TEXT SEGMENT:

While we find ourselves much in disagreement with Ellul’s idealist historical method, he provides a rough outline of atomization in productive and reproductive capacities. In a capitalist society where all human interaction revolves around efficiency and mediation, it is in the name of “rationality” that we meet the masses where they are. But as we do so, the significance of any given ideological banner is slighted by the reproduction of motion. Consider the following.

It means nothing to be an anarchist/communist/liberal/fascist/monarchist on an individual level, but in an ensemble we find our isolated traits becoming fruitful. Or rather, we believe that our respective ideological traditions can intervene in struggles once they brush the ground. Thus the tendency to mass-meet and make mass, to congeal and burrow into the proletarians and semi-proletariants, the lumpen and the petit-bourgeoisie. Yet ideology cannot make history, and it cannot alter the motion of capitalist technique toward the fulfillment of any ensemble. 

Ideology only has significance when it has mass support, but any construction of mass support directly alters the function of a given ideology. Anarchism, for example, may very well be the most revolutionary and anti-formist of all ideology: We aren’t the proper ideologists to judge these proceedings… But in the mass movement, and specifically at this moment in the ‘No Kings’ episodic series, an Anarchist ideological endeavor has a real tendency to be pick-pocketed. In order to relate to the protest and its adherents, Anarchism must now be an individual habit of consumption, or a tendency to make sandwiches for the poor, or to become allocative, even patriotic. It doesn’t matter how an Anarchist presents oneself here, because the function of the ensemble has already modified it and done away with the rest. The protest itself is a pageant, and in its many sins cannot help but reproduce activists doing activism for the Republic. Furthermore, an event like ‘No Kings’ is deliberately designed to congeal mass dissent and provide the dexterity to renew support for the national project. We will listen to the statesmen and loudspeakers, we will all stand around doing nothing, and we will walk through the streets ever so peacefully, with a gracious escort of police vehicles. Anarchist, “Communiser”, it does not matter. The ensemble has shown it can successfully neutralize any perceived threat with venom. Thus what once rested as a historical critique is washed away to realize itself as a plaything, one of the 20-odd playthings at a legalistic, bourgeois carnival.

SHORT PROBLEM A:
Reproduce word for word the part of the passage on ideology and mass movements between "It means nothing" and "of any ensemble.", inclusive.

PROVIDED MATERIAL:
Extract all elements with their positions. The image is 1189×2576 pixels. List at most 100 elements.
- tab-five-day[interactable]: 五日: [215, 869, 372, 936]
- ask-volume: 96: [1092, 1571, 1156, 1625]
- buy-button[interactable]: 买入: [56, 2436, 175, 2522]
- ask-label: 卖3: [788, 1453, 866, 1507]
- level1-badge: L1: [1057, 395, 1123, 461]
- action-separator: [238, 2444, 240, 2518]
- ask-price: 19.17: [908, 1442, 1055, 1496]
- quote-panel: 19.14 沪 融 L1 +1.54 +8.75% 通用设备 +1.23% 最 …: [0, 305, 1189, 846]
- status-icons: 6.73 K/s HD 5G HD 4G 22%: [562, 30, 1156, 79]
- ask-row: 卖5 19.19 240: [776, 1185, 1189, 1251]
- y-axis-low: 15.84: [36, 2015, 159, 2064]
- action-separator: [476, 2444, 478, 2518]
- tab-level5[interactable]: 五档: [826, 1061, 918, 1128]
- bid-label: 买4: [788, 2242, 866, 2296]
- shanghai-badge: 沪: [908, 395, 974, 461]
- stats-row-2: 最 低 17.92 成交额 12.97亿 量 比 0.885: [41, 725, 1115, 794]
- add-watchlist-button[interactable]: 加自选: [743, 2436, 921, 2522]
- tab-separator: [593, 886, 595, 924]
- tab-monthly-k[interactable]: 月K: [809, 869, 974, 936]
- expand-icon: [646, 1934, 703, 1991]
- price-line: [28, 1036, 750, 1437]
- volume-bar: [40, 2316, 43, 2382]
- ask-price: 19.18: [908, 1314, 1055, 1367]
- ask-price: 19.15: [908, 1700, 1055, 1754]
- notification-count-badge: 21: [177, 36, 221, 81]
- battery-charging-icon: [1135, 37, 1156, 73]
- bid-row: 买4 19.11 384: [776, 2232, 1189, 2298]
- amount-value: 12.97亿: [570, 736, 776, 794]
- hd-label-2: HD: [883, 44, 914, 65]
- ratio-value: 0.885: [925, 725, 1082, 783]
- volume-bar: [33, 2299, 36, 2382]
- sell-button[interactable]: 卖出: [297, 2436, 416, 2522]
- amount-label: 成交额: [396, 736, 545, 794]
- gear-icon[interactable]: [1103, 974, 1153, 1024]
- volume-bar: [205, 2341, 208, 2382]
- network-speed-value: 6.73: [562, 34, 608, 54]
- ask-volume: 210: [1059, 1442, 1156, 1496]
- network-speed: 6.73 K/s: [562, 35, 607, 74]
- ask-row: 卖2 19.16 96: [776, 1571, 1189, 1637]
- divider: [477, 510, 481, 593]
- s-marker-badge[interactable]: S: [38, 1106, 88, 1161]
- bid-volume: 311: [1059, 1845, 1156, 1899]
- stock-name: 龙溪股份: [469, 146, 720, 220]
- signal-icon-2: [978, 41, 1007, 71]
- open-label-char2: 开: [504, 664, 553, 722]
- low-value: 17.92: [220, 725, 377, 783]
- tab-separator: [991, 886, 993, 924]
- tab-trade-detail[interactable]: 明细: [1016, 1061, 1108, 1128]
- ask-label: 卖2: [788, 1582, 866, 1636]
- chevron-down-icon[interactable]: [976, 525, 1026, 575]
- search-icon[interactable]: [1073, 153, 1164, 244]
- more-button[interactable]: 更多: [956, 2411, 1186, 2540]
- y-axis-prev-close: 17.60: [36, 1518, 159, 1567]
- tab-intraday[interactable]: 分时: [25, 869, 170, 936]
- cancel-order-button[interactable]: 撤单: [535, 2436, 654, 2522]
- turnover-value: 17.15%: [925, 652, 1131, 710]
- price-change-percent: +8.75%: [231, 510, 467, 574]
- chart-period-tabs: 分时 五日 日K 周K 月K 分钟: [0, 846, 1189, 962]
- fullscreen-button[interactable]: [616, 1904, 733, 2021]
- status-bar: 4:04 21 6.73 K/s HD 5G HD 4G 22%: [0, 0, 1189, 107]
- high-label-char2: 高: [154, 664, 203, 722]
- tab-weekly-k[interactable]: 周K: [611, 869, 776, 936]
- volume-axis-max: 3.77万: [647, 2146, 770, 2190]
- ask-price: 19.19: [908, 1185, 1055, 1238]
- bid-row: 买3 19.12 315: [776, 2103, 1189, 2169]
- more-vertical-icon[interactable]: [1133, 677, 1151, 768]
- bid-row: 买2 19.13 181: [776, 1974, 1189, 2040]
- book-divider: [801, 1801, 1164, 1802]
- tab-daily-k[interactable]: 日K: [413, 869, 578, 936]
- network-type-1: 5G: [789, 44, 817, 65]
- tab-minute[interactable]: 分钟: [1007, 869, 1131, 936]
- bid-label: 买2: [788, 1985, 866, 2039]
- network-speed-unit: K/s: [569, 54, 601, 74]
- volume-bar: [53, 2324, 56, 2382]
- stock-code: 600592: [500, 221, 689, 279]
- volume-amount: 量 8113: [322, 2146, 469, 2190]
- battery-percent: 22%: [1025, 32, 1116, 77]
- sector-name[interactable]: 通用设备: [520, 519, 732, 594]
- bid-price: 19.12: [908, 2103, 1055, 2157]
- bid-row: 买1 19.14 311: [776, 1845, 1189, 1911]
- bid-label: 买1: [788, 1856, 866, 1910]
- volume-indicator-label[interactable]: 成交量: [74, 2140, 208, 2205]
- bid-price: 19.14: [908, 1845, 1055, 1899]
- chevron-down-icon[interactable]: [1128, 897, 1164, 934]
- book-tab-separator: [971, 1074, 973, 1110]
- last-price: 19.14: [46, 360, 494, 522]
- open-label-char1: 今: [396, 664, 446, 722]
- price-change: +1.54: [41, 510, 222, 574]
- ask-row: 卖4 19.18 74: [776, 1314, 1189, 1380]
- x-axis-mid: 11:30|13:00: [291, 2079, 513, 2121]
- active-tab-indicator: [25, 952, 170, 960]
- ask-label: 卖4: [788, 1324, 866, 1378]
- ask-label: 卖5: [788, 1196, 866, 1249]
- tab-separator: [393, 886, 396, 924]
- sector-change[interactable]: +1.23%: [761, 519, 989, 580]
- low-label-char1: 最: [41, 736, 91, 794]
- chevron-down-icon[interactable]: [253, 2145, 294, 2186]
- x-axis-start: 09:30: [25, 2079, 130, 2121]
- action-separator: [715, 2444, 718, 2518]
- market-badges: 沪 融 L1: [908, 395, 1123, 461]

SHORT PROBLEM B:
Render the rows as a numbered list, from their first line through the line holding "- bid-label: 买4: [788, 2242, 866, 2296]", both included. Leave out any blank lines.

WORKED SOLUTION A:
It means nothing to be an anarchist/communist/liberal/fascist/monarchist on an individual level, but in an ensemble we find our isolated traits becoming fruitful. Or rather, we believe that our respective ideological traditions can intervene in struggles once they brush the ground. Thus the tendency to mass-meet and make mass, to congeal and burrow into the proletarians and semi-proletariants, the lumpen and the petit-bourgeoisie. Yet ideology cannot make history, and it cannot alter the motion of capitalist technique toward the fulfillment of any ensemble.

WORKED SOLUTION B:
1. Extract all elements with their positions. The image is 1189×2576 pixels. List at most 100 elements.
2. - tab-five-day[interactable]: 五日: [215, 869, 372, 936]
3. - ask-volume: 96: [1092, 1571, 1156, 1625]
4. - buy-button[interactable]: 买入: [56, 2436, 175, 2522]
5. - ask-label: 卖3: [788, 1453, 866, 1507]
6. - level1-badge: L1: [1057, 395, 1123, 461]
7. - action-separator: [238, 2444, 240, 2518]
8. - ask-price: 19.17: [908, 1442, 1055, 1496]
9. - quote-panel: 19.14 沪 融 L1 +1.54 +8.75% 通用设备 +1.23% 最 …: [0, 305, 1189, 846]
10. - status-icons: 6.73 K/s HD 5G HD 4G 22%: [562, 30, 1156, 79]
11. - ask-row: 卖5 19.19 240: [776, 1185, 1189, 1251]
12. - y-axis-low: 15.84: [36, 2015, 159, 2064]
13. - action-separator: [476, 2444, 478, 2518]
14. - tab-level5[interactable]: 五档: [826, 1061, 918, 1128]
15. - bid-label: 买4: [788, 2242, 866, 2296]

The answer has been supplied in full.